STATED TASK -> Write every record out again exactly, and keep images out of it.

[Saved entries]
----------------------------------------

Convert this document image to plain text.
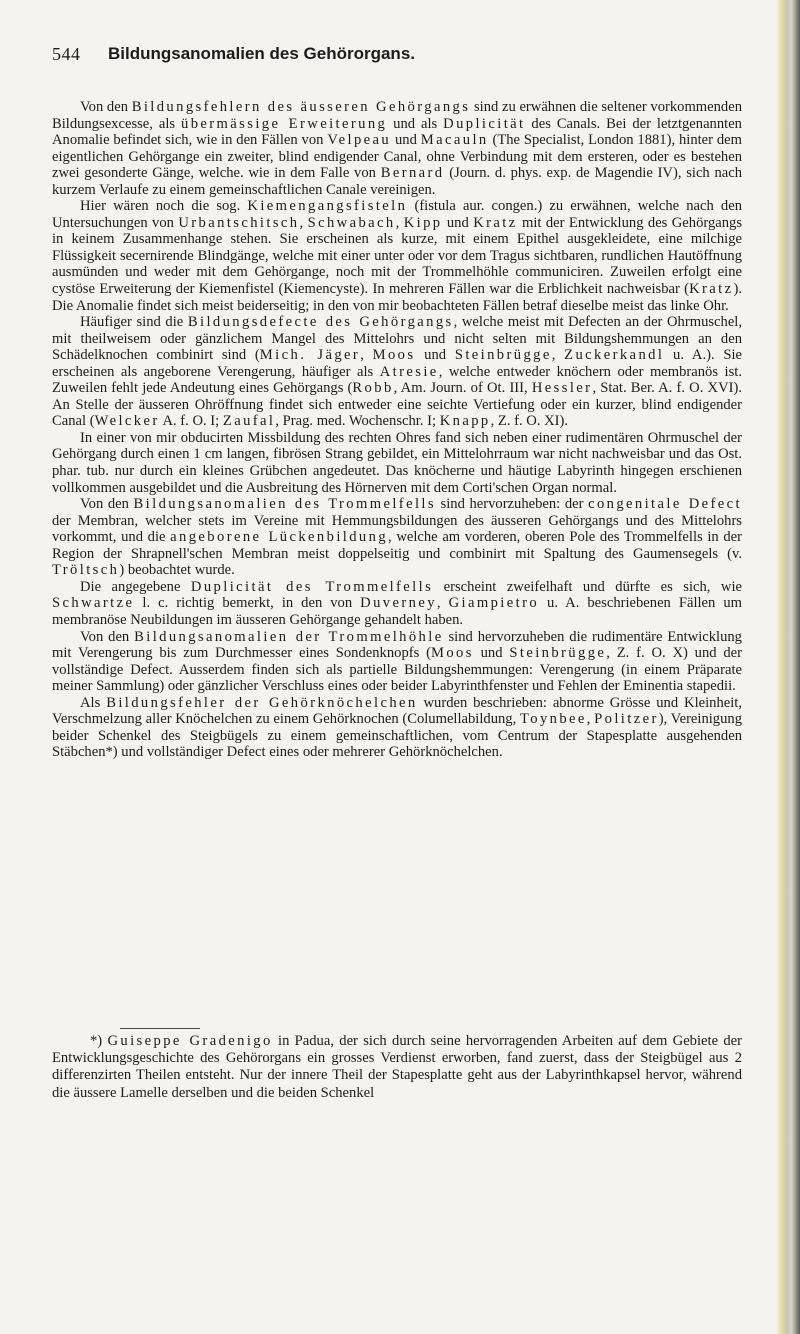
544 Bildungsanomalien des Gehörorgans.

Von den Bildungsfehlern des äusseren Gehörgangs sind zu erwähnen die seltener vorkommenden Bildungsexcesse, als übermässige Erweiterung und als Duplicität des Canals. Bei der letztgenannten Anomalie befindet sich, wie in den Fällen von Velpeau und Macauln (The Specialist, London 1881), hinter dem eigentlichen Gehörgange ein zweiter, blind endigender Canal, ohne Verbindung mit dem ersteren, oder es bestehen zwei gesonderte Gänge, welche. wie in dem Falle von Bernard (Journ. d. phys. exp. de Magendie IV), sich nach kurzem Verlaufe zu einem gemeinschaftlichen Canale vereinigen.

Hier wären noch die sog. Kiemengangsfisteln (fistula aur. congen.) zu erwähnen, welche nach den Untersuchungen von Urbantschitsch, Schwabach, Kipp und Kratz mit der Entwicklung des Gehörgangs in keinem Zusammenhange stehen. Sie erscheinen als kurze, mit einem Epithel ausgekleidete, eine milchige Flüssigkeit secernirende Blindgänge, welche mit einer unter oder vor dem Tragus sichtbaren, rundlichen Hautöffnung ausmünden und weder mit dem Gehörgange, noch mit der Trommelhöhle communiciren. Zuweilen erfolgt eine cystöse Erweiterung der Kiemenfistel (Kiemencyste). In mehreren Fällen war die Erblichkeit nachweisbar (Kratz). Die Anomalie findet sich meist beiderseitig; in den von mir beobachteten Fällen betraf dieselbe meist das linke Ohr.

Häufiger sind die Bildungsdefecte des Gehörgangs, welche meist mit Defecten an der Ohrmuschel, mit theilweisem oder gänzlichem Mangel des Mittelohrs und nicht selten mit Bildungshemmungen an den Schädelknochen combinirt sind (Mich. Jäger, Moos und Steinbrügge, Zuckerkandl u. A.). Sie erscheinen als angeborene Verengerung, häufiger als Atresie, welche entweder knöchern oder membranös ist. Zuweilen fehlt jede Andeutung eines Gehörgangs (Robb, Am. Journ. of Ot. III, Hessler, Stat. Ber. A. f. O. XVI). An Stelle der äusseren Ohröffnung findet sich entweder eine seichte Vertiefung oder ein kurzer, blind endigender Canal (Welcker A. f. O. I; Zaufal, Prag. med. Wochenschr. I; Knapp, Z. f. O. XI).

In einer von mir obducirten Missbildung des rechten Ohres fand sich neben einer rudimentären Ohrmuschel der Gehörgang durch einen 1 cm langen, fibrösen Strang gebildet, ein Mittelohrraum war nicht nachweisbar und das Ost. phar. tub. nur durch ein kleines Grübchen angedeutet. Das knöcherne und häutige Labyrinth hingegen erschienen vollkommen ausgebildet und die Ausbreitung des Hörnerven mit dem Corti'schen Organ normal.

Von den Bildungsanomalien des Trommelfells sind hervorzuheben: der congenitale Defect der Membran, welcher stets im Vereine mit Hemmungsbildungen des äusseren Gehörgangs und des Mittelohrs vorkommt, und die angeborene Lückenbildung, welche am vorderen, oberen Pole des Trommelfells in der Region der Shrapnell'schen Membran meist doppelseitig und combinirt mit Spaltung des Gaumensegels (v. Tröltsch) beobachtet wurde.

Die angegebene Duplicität des Trommelfells erscheint zweifelhaft und dürfte es sich, wie Schwartze l. c. richtig bemerkt, in den von Duverney, Giampietro u. A. beschriebenen Fällen um membranöse Neubildungen im äusseren Gehörgange gehandelt haben.

Von den Bildungsanomalien der Trommelhöhle sind hervorzuheben die rudimentäre Entwicklung mit Verengerung bis zum Durchmesser eines Sondenknopfs (Moos und Steinbrügge, Z. f. O. X) und der vollständige Defect. Ausserdem finden sich als partielle Bildungshemmungen: Verengerung (in einem Präparate meiner Sammlung) oder gänzlicher Verschluss eines oder beider Labyrinthfenster und Fehlen der Eminentia stapedii.

Als Bildungsfehler der Gehörknöchelchen wurden beschrieben: abnorme Grösse und Kleinheit, Verschmelzung aller Knöchelchen zu einem Gehörknochen (Columellabildung, Toynbee, Politzer), Vereinigung beider Schenkel des Steigbügels zu einem gemeinschaftlichen, vom Centrum der Stapesplatte ausgehenden Stäbchen*) und vollständiger Defect eines oder mehrerer Gehörknöchelchen.

*) Guiseppe Gradenigo in Padua, der sich durch seine hervorragenden Arbeiten auf dem Gebiete der Entwicklungsgeschichte des Gehörorgans ein grosses Verdienst erworben, fand zuerst, dass der Steigbügel aus 2 differenzirten Theilen entsteht. Nur der innere Theil der Stapesplatte geht aus der Labyrinthkapsel hervor, während die äussere Lamelle derselben und die beiden Schenkel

----------------------------------------

TASK SOLUTION ->
Convert this document image to plain text.
544 Bildungsanomalien des Gehörorgans.

Von den Bildungsfehlern des äusseren Gehörgangs sind zu erwähnen die seltener vorkommenden Bildungsexcesse, als übermässige Erweiterung und als Duplicität des Canals. Bei der letztgenannten Anomalie befindet sich, wie in den Fällen von Velpeau und Macauln (The Specialist, London 1881), hinter dem eigentlichen Gehörgange ein zweiter, blind endigender Canal, ohne Verbindung mit dem ersteren, oder es bestehen zwei gesonderte Gänge, welche. wie in dem Falle von Bernard (Journ. d. phys. exp. de Magendie IV), sich nach kurzem Verlaufe zu einem gemeinschaftlichen Canale vereinigen.

Hier wären noch die sog. Kiemengangsfisteln (fistula aur. congen.) zu erwähnen, welche nach den Untersuchungen von Urbantschitsch, Schwabach, Kipp und Kratz mit der Entwicklung des Gehörgangs in keinem Zusammenhange stehen. Sie erscheinen als kurze, mit einem Epithel ausgekleidete, eine milchige Flüssigkeit secernirende Blindgänge, welche mit einer unter oder vor dem Tragus sichtbaren, rundlichen Hautöffnung ausmünden und weder mit dem Gehörgange, noch mit der Trommelhöhle communiciren. Zuweilen erfolgt eine cystöse Erweiterung der Kiemenfistel (Kiemencyste). In mehreren Fällen war die Erblichkeit nachweisbar (Kratz). Die Anomalie findet sich meist beiderseitig; in den von mir beobachteten Fällen betraf dieselbe meist das linke Ohr.

Häufiger sind die Bildungsdefecte des Gehörgangs, welche meist mit Defecten an der Ohrmuschel, mit theilweisem oder gänzlichem Mangel des Mittelohrs und nicht selten mit Bildungshemmungen an den Schädelknochen combinirt sind (Mich. Jäger, Moos und Steinbrügge, Zuckerkandl u. A.). Sie erscheinen als angeborene Verengerung, häufiger als Atresie, welche entweder knöchern oder membranös ist. Zuweilen fehlt jede Andeutung eines Gehörgangs (Robb, Am. Journ. of Ot. III, Hessler, Stat. Ber. A. f. O. XVI). An Stelle der äusseren Ohröffnung findet sich entweder eine seichte Vertiefung oder ein kurzer, blind endigender Canal (Welcker A. f. O. I; Zaufal, Prag. med. Wochenschr. I; Knapp, Z. f. O. XI).

In einer von mir obducirten Missbildung des rechten Ohres fand sich neben einer rudimentären Ohrmuschel der Gehörgang durch einen 1 cm langen, fibrösen Strang gebildet, ein Mittelohrraum war nicht nachweisbar und das Ost. phar. tub. nur durch ein kleines Grübchen angedeutet. Das knöcherne und häutige Labyrinth hingegen erschienen vollkommen ausgebildet und die Ausbreitung des Hörnerven mit dem Corti'schen Organ normal.

Von den Bildungsanomalien des Trommelfells sind hervorzuheben: der congenitale Defect der Membran, welcher stets im Vereine mit Hemmungsbildungen des äusseren Gehörgangs und des Mittelohrs vorkommt, und die angeborene Lückenbildung, welche am vorderen, oberen Pole des Trommelfells in der Region der Shrapnell'schen Membran meist doppelseitig und combinirt mit Spaltung des Gaumensegels (v. Tröltsch) beobachtet wurde.

Die angegebene Duplicität des Trommelfells erscheint zweifelhaft und dürfte es sich, wie Schwartze l. c. richtig bemerkt, in den von Duverney, Giampietro u. A. beschriebenen Fällen um membranöse Neubildungen im äusseren Gehörgange gehandelt haben.

Von den Bildungsanomalien der Trommelhöhle sind hervorzuheben die rudimentäre Entwicklung mit Verengerung bis zum Durchmesser eines Sondenknopfs (Moos und Steinbrügge, Z. f. O. X) und der vollständige Defect. Ausserdem finden sich als partielle Bildungshemmungen: Verengerung (in einem Präparate meiner Sammlung) oder gänzlicher Verschluss eines oder beider Labyrinthfenster und Fehlen der Eminentia stapedii.

Als Bildungsfehler der Gehörknöchelchen wurden beschrieben: abnorme Grösse und Kleinheit, Verschmelzung aller Knöchelchen zu einem Gehörknochen (Columellabildung, Toynbee, Politzer), Vereinigung beider Schenkel des Steigbügels zu einem gemeinschaftlichen, vom Centrum der Stapesplatte ausgehenden Stäbchen*) und vollständiger Defect eines oder mehrerer Gehörknöchelchen.

*) Guiseppe Gradenigo in Padua, der sich durch seine hervorragenden Arbeiten auf dem Gebiete der Entwicklungsgeschichte des Gehörorgans ein grosses Verdienst erworben, fand zuerst, dass der Steigbügel aus 2 differenzirten Theilen entsteht. Nur der innere Theil der Stapesplatte geht aus der Labyrinthkapsel hervor, während die äussere Lamelle derselben und die beiden Schenkel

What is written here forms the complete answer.